* [Work required] Count the lines in the entries below that include the word "cloudy". Give nothing but the number.

Recorded data:
•••••
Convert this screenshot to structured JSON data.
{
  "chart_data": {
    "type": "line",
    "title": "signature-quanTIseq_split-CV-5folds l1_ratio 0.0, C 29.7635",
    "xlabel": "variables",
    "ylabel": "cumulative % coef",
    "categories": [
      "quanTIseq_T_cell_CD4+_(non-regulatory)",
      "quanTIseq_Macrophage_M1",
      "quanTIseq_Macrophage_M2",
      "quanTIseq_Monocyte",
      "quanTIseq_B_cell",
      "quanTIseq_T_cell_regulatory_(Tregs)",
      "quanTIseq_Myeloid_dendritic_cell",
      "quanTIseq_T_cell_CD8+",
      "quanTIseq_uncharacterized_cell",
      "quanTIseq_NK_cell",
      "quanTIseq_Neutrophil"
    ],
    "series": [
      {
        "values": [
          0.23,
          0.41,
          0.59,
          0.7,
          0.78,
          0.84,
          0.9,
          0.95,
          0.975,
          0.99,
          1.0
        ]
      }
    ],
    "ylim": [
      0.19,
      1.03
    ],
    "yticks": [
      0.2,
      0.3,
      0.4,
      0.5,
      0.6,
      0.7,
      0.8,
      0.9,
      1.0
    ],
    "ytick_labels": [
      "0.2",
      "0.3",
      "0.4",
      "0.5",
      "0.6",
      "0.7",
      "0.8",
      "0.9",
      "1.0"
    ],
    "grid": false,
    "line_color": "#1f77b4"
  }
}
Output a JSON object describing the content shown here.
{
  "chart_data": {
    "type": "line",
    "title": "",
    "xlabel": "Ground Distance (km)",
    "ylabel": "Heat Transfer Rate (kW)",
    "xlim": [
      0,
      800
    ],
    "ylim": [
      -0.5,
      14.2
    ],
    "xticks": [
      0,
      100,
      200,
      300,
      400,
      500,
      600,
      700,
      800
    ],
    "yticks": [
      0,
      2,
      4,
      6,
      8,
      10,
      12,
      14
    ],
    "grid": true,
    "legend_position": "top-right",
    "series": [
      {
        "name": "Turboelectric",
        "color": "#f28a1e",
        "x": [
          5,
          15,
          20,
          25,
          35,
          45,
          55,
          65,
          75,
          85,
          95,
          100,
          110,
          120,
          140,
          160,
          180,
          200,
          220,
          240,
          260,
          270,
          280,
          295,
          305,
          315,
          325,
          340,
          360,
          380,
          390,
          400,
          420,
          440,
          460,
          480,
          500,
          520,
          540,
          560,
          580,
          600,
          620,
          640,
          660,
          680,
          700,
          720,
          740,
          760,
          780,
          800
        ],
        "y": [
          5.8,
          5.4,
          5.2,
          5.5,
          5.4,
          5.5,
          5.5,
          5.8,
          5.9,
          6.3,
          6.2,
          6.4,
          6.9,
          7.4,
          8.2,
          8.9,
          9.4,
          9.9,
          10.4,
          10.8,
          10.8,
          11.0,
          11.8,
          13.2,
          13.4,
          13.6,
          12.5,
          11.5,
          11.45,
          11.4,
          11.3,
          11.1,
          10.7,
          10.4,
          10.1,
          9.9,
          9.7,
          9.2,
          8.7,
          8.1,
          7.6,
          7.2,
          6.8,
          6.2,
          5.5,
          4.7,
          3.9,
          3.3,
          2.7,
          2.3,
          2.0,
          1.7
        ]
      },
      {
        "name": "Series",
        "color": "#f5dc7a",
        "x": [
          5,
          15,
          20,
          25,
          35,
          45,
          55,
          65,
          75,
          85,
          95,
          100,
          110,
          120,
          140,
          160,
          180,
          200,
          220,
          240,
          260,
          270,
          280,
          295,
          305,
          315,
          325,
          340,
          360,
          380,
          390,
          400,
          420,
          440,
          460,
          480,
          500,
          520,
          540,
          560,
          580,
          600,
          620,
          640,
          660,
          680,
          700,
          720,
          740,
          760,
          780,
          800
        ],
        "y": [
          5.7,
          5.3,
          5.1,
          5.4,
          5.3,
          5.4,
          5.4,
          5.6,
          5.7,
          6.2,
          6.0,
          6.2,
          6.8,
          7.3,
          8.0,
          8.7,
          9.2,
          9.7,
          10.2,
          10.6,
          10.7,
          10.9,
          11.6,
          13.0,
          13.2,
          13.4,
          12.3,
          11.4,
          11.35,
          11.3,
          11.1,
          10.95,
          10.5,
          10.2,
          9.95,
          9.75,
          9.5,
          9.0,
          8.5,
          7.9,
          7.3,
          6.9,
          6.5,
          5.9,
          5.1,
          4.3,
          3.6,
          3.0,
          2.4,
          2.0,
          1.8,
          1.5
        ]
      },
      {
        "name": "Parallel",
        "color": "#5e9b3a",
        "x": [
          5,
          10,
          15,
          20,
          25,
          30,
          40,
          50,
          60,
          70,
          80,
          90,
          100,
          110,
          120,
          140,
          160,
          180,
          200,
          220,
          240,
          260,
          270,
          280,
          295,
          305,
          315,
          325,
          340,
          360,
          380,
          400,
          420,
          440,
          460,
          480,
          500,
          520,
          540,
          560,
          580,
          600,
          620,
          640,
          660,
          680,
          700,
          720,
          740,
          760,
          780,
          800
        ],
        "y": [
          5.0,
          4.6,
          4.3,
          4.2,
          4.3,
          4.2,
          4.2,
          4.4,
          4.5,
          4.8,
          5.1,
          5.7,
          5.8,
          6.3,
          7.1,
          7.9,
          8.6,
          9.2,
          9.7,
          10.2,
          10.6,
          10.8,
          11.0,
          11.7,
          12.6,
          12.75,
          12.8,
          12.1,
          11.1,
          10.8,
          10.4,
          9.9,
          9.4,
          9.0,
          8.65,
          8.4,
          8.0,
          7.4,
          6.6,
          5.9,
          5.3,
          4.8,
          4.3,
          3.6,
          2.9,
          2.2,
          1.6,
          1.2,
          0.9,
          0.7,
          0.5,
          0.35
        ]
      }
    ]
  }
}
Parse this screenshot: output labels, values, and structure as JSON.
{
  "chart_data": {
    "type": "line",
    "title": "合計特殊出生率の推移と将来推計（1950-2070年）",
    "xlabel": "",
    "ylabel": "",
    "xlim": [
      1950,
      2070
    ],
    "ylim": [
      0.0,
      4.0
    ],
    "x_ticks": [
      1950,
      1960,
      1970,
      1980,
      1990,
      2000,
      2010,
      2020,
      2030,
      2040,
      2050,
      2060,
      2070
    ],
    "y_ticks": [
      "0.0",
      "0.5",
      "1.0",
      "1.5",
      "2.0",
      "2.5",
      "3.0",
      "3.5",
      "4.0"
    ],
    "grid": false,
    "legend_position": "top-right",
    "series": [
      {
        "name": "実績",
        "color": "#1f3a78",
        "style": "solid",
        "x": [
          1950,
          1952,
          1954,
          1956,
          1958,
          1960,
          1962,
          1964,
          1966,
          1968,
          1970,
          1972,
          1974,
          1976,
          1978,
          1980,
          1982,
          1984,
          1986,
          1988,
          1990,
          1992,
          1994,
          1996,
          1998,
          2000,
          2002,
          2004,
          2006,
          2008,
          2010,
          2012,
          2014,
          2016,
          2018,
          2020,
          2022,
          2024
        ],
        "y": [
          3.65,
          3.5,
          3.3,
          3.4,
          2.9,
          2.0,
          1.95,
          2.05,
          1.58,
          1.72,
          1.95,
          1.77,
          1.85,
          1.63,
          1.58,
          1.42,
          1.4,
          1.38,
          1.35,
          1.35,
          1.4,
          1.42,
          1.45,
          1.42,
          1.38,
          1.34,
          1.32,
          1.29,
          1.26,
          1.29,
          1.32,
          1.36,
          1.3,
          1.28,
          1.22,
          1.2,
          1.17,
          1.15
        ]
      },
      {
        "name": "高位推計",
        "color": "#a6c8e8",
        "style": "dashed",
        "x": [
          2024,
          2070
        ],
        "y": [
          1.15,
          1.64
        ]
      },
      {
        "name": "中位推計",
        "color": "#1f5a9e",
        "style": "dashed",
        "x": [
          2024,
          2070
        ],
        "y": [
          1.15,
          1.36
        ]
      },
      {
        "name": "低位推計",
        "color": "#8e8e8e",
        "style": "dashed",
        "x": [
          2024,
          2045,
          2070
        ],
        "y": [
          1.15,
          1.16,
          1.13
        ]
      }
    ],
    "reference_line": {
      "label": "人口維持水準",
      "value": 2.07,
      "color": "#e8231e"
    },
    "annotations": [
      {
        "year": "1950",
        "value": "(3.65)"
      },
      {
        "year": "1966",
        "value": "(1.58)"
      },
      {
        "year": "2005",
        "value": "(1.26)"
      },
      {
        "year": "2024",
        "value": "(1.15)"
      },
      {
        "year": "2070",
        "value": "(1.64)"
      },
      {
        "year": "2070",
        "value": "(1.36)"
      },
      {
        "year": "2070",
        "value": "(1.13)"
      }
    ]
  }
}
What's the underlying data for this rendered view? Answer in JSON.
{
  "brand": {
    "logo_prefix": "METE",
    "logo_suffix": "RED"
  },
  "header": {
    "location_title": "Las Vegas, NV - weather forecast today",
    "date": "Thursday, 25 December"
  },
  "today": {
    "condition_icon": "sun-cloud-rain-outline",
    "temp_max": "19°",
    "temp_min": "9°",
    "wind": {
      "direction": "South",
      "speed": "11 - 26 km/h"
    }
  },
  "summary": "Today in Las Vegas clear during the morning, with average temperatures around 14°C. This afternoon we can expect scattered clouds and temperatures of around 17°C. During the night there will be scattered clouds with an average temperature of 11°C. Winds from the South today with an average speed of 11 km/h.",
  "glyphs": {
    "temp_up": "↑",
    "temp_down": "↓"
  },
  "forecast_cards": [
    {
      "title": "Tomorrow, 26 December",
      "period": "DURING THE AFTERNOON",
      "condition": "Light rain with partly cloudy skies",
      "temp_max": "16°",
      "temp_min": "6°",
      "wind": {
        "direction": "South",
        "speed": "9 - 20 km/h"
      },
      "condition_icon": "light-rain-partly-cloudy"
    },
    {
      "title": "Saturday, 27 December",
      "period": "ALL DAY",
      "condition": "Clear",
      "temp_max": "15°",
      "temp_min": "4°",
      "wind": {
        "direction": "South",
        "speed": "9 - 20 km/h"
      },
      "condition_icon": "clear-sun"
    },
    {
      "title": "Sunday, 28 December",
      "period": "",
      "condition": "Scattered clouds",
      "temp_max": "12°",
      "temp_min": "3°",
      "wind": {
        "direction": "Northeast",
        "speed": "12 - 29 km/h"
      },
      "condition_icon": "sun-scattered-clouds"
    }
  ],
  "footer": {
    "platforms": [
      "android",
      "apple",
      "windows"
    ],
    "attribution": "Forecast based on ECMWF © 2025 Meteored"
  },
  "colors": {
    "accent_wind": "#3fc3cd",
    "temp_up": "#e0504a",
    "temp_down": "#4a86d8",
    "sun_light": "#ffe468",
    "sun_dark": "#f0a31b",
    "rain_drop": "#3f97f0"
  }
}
•••••
* [Task answer] 2